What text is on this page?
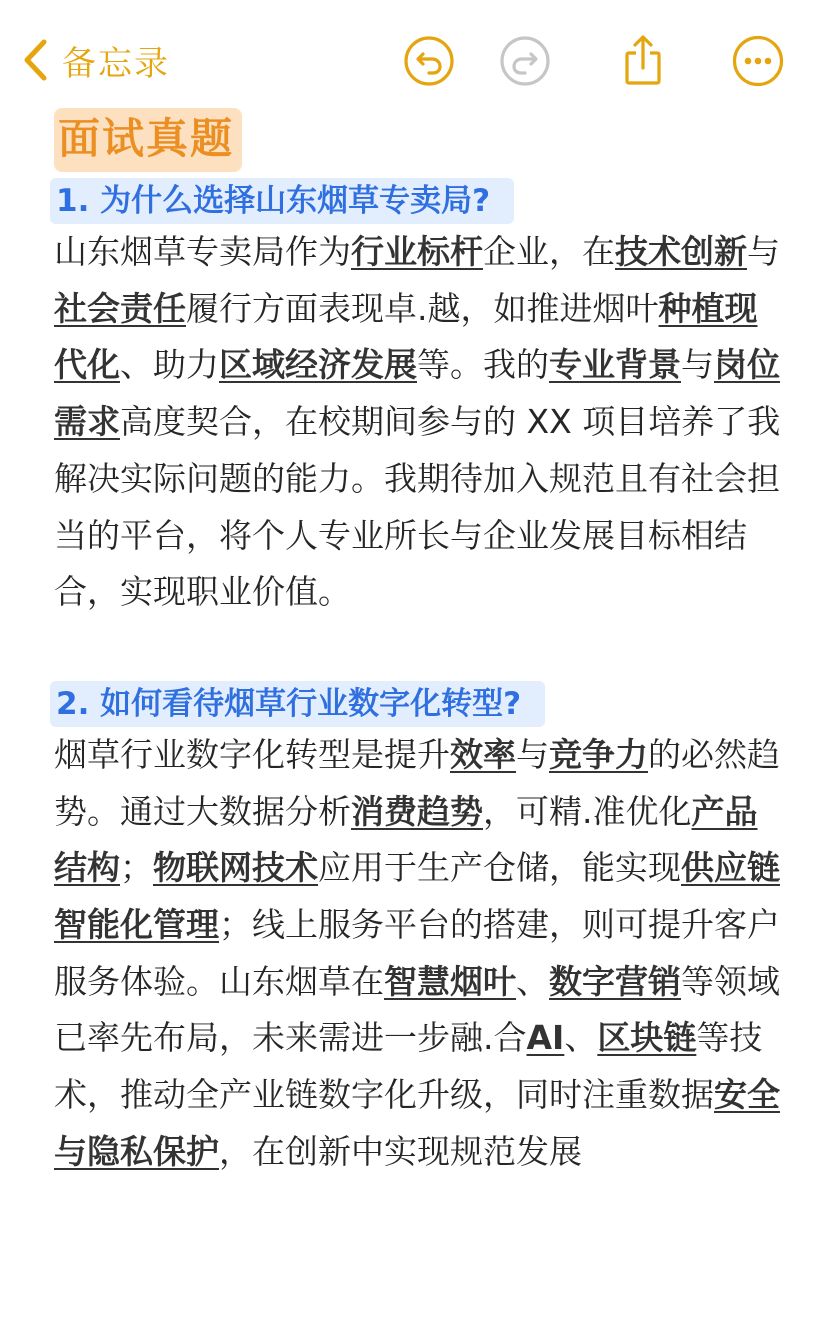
备忘录
面试真题
1. 为什么选择山东烟草专卖局?

山东烟草专卖局作为行业标杆企业，在技术创新与社会责任履行方面表现卓.越，如推进烟叶种植现代化、助力区域经济发展等。我的专业背景与岗位需求高度契合，在校期间参与的 XX 项目培养了我解决实际问题的能力。我期待加入规范且有社会担当的平台，将个人专业所长与企业发展目标相结合，实现职业价值。

2. 如何看待烟草行业数字化转型?

烟草行业数字化转型是提升效率与竞争力的必然趋势。通过大数据分析消费趋势，可精.准优化产品结构；物联网技术应用于生产仓储，能实现供应链智能化管理；线上服务平台的搭建，则可提升客户服务体验。山东烟草在智慧烟叶、数字营销等领域已率先布局，未来需进一步融.合AI、区块链等技术，推动全产业链数字化升级，同时注重数据安全与隐私保护，在创新中实现规范发展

• [AIM OF THE EXERCISE]: Transcribe all the lines above exactly, apart from the pictures.

• [TASK ANSWER]:
What text is on this page?
备忘录
面试真题
1. 为什么选择山东烟草专卖局?

山东烟草专卖局作为行业标杆企业，在技术创新与社会责任履行方面表现卓.越，如推进烟叶种植现代化、助力区域经济发展等。我的专业背景与岗位需求高度契合，在校期间参与的 XX 项目培养了我解决实际问题的能力。我期待加入规范且有社会担当的平台，将个人专业所长与企业发展目标相结合，实现职业价值。

2. 如何看待烟草行业数字化转型?

烟草行业数字化转型是提升效率与竞争力的必然趋势。通过大数据分析消费趋势，可精.准优化产品结构；物联网技术应用于生产仓储，能实现供应链智能化管理；线上服务平台的搭建，则可提升客户服务体验。山东烟草在智慧烟叶、数字营销等领域已率先布局，未来需进一步融.合AI、区块链等技术，推动全产业链数字化升级，同时注重数据安全与隐私保护，在创新中实现规范发展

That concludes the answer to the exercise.